* **TRECHO DE ORIGEM**:
===
Foram anunciadas novas medidas para garantir o cumprimento do preço mínimo do frete no país. Segundo o Ministério dos Transportes, a fiscalização foi ampliada, mas ainda não tem sido suficiente para assegurar o respeito à lei. A proposta é endurecer a responsabilização de empresas e contratantes que descumprirem a tabela, com ações para coibir irregularidades e evitar distorções no mercado.
O ministro Renan Filho afirmou que as medidas devem reduzir a insatisfação dos caminhoneiros e evitar uma possível greve da categoria. Ele anunciou que todos os fretes serão fiscalizados eletronicamente e que a Agência Nacional de Transportes Terrestres (ANTT) vai intensificar as fiscalizações presenciais.
Outra medida prevê impedir que empresas que descumprirem as regras contratem novos fretes. Segundo o ministro, cerca de 20% dos contratos no país estão em desacordo com a legislação, principalmente entre grandes empresas.
===
* **REGISTROS FORNECIDOS**:
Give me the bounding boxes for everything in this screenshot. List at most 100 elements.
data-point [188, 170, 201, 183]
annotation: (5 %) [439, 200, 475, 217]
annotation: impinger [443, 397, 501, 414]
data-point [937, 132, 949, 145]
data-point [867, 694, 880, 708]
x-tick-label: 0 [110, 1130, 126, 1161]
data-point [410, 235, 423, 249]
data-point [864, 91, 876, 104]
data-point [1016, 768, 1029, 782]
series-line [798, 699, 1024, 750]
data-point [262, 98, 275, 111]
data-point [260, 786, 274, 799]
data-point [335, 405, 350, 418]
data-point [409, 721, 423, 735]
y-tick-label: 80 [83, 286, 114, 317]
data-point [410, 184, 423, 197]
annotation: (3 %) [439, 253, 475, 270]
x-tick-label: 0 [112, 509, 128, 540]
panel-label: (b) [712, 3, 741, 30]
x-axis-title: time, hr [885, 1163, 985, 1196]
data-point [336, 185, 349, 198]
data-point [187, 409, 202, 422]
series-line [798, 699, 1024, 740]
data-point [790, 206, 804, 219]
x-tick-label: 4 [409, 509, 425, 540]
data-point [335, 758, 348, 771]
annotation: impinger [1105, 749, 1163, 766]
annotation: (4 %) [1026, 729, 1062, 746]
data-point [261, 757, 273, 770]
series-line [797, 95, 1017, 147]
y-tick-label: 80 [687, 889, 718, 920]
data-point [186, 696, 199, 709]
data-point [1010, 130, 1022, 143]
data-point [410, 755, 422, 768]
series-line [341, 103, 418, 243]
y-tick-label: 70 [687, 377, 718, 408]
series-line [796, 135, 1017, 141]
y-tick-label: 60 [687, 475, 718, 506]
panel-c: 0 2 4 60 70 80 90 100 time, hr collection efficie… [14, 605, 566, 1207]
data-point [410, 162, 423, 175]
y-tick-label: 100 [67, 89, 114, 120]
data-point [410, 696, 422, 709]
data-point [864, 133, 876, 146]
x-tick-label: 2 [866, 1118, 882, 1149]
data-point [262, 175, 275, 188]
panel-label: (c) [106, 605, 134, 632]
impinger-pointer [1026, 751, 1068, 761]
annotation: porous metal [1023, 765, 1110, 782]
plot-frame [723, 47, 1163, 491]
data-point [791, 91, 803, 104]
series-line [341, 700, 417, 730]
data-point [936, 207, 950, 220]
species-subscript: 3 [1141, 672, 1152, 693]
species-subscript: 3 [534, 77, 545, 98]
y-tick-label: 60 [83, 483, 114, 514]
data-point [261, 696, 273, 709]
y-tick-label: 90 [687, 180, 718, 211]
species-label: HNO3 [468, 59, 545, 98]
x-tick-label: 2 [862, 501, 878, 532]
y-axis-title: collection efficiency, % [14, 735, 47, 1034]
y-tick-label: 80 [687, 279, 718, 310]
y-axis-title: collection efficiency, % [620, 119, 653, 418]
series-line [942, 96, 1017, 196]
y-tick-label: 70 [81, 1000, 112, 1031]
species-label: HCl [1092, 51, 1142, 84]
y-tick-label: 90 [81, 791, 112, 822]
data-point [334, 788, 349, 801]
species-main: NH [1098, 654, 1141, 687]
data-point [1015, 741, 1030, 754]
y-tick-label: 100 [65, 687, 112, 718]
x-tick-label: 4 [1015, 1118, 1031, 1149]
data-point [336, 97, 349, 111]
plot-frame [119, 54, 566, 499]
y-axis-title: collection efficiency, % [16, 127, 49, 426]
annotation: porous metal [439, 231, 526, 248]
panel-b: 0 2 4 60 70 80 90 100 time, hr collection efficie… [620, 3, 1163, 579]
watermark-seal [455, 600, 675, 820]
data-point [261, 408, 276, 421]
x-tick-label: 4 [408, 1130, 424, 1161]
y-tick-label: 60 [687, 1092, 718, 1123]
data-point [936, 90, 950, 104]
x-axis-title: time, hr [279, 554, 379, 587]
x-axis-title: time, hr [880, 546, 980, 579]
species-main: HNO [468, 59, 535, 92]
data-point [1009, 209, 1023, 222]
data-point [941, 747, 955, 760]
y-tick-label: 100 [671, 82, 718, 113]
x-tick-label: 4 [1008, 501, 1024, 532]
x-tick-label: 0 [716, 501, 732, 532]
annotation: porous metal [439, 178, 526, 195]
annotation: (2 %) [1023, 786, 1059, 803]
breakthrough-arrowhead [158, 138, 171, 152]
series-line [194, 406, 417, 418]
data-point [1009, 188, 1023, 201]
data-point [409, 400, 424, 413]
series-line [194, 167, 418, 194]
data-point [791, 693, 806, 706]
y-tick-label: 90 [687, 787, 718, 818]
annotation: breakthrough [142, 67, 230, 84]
===
* **TAREFA A**: Resuma em duas frases o texto sobre o preço mínimo do frete.
* **TAREFA B**: No texto sobre o preço mínimo do frete, qual é a parcela aproximada dos contratos no país que está em desacordo com a legislação, segundo o ministro?
* **TAREFA C**: Dê seguimento ao texto sobre o preço mínimo do frete a partir da última frase.
Os registros não têm nenhuma relação com o que se pede aqui.

* **RESPOSTA ESPERADA A**: Foram anunciadas novas medidas para garantir o cumprimento do preço mínimo do frete, com a proposta de endurecer a responsabilização de empresas e contratantes que descumprirem a tabela, já que, segundo o Ministério dos Transportes, a fiscalização ampliada ainda não tem sido suficiente. O ministro Renan Filho afirmou que todos os fretes serão fiscalizados eletronicamente, que a ANTT vai intensificar as fiscalizações presenciais e que outra medida prevê impedir que empresas infratoras contratem novos fretes.

* **RESPOSTA ESPERADA B**: Cerca de 20% dos contratos, principalmente entre grandes empresas.

* **RESPOSTA ESPERADA C**:
Atualmente, a ANTT pode aplicar apenas multas, o que tem se mostrado pouco efetivo, já que os valores são incorporados aos custos do setor. O governo ainda definirá o instrumento jurídico para as mudanças, que pode ser decreto ou medida provisória.
A Lei do Frete foi aprovada em 2019 e instituiu a política nacional de pisos mínimos para o transporte rodoviário de cargas. A tabela é atualizada a cada seis meses ou quando há variação superior a 10% no preço do óleo diesel.